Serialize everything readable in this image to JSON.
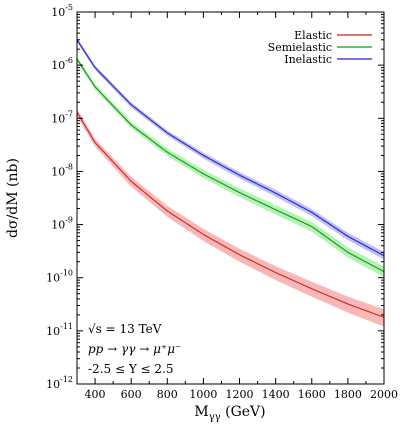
{
  "chart_data": {
    "type": "line",
    "xlabel": "M",
    "xlabel_sub": "γγ",
    "xlabel_unit": "(GeV)",
    "ylabel": "dσ/dM (nb)",
    "xlim": [
      300,
      2000
    ],
    "ylim": [
      1e-12,
      1e-05
    ],
    "y_scale": "log",
    "grid": false,
    "legend_position": "top-right",
    "x_ticks": [
      400,
      600,
      800,
      1000,
      1200,
      1400,
      1600,
      1800,
      2000
    ],
    "x_tick_labels": [
      "400",
      "600",
      "800",
      "1000",
      "1200",
      "1400",
      "1600",
      "1800",
      "2000"
    ],
    "y_ticks": [
      {
        "value": 1e-12,
        "exp": "-12"
      },
      {
        "value": 1e-11,
        "exp": "-11"
      },
      {
        "value": 1e-10,
        "exp": "-10"
      },
      {
        "value": 1e-09,
        "exp": "-9"
      },
      {
        "value": 1e-08,
        "exp": "-8"
      },
      {
        "value": 1e-07,
        "exp": "-7"
      },
      {
        "value": 1e-06,
        "exp": "-6"
      },
      {
        "value": 1e-05,
        "exp": "-5"
      }
    ],
    "y_tick_base": "10",
    "series": [
      {
        "name": "Elastic",
        "color": "#cc2222",
        "band_color": "#f5a0a0",
        "x": [
          300,
          400,
          600,
          800,
          1000,
          1200,
          1400,
          1600,
          1800,
          2000
        ],
        "y": [
          1.3e-07,
          3.5e-08,
          6.5e-09,
          1.8e-09,
          6.5e-10,
          2.7e-10,
          1.25e-10,
          6.2e-11,
          3.2e-11,
          1.8e-11
        ],
        "band_low": [
          1.1e-07,
          2.9e-08,
          5.2e-09,
          1.4e-09,
          4.9e-10,
          2e-10,
          9e-11,
          4.4e-11,
          2.2e-11,
          1.2e-11
        ],
        "band_high": [
          1.5e-07,
          4.1e-08,
          7.9e-09,
          2.25e-09,
          8.3e-10,
          3.5e-10,
          1.65e-10,
          8.4e-11,
          4.4e-11,
          2.55e-11
        ]
      },
      {
        "name": "Semielastic",
        "color": "#119911",
        "band_color": "#99ee99",
        "x": [
          300,
          400,
          600,
          800,
          1000,
          1200,
          1400,
          1600,
          1800,
          2000
        ],
        "y": [
          1.3e-06,
          3.9e-07,
          7.5e-08,
          2.3e-08,
          9e-09,
          4e-09,
          1.9e-09,
          9.2e-10,
          3e-10,
          1.3e-10
        ],
        "band_low": [
          1.15e-06,
          3.45e-07,
          6.5e-08,
          1.95e-08,
          7.5e-09,
          3.3e-09,
          1.55e-09,
          7.4e-10,
          2.4e-10,
          1.03e-10
        ],
        "band_high": [
          1.45e-06,
          4.4e-07,
          8.6e-08,
          2.7e-08,
          1.07e-08,
          4.8e-09,
          2.3e-09,
          1.12e-09,
          3.7e-10,
          1.63e-10
        ]
      },
      {
        "name": "Inelastic",
        "color": "#2222cc",
        "band_color": "#aaaaf5",
        "x": [
          300,
          400,
          600,
          800,
          1000,
          1200,
          1400,
          1600,
          1800,
          2000
        ],
        "y": [
          3e-06,
          9e-07,
          1.8e-07,
          5.3e-08,
          2e-08,
          8.5e-09,
          3.9e-09,
          1.7e-09,
          6e-10,
          2.6e-10
        ],
        "band_low": [
          2.7e-06,
          8.1e-07,
          1.6e-07,
          4.7e-08,
          1.75e-08,
          7.4e-09,
          3.35e-09,
          1.45e-09,
          5.1e-10,
          2.2e-10
        ],
        "band_high": [
          3.3e-06,
          9.9e-07,
          2e-07,
          5.9e-08,
          2.25e-08,
          9.7e-09,
          4.5e-09,
          1.95e-09,
          7e-10,
          3.05e-10
        ]
      }
    ],
    "annotations": [
      {
        "text": "√s = 13 TeV"
      },
      {
        "text": "pp → γγ → μ⁺μ⁻"
      },
      {
        "text": "-2.5 ≤ Y ≤ 2.5"
      }
    ]
  }
}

## Task to carry out
Count the lines of the data that contain the string "name", and reply with that number alone.

## Exercise answer
3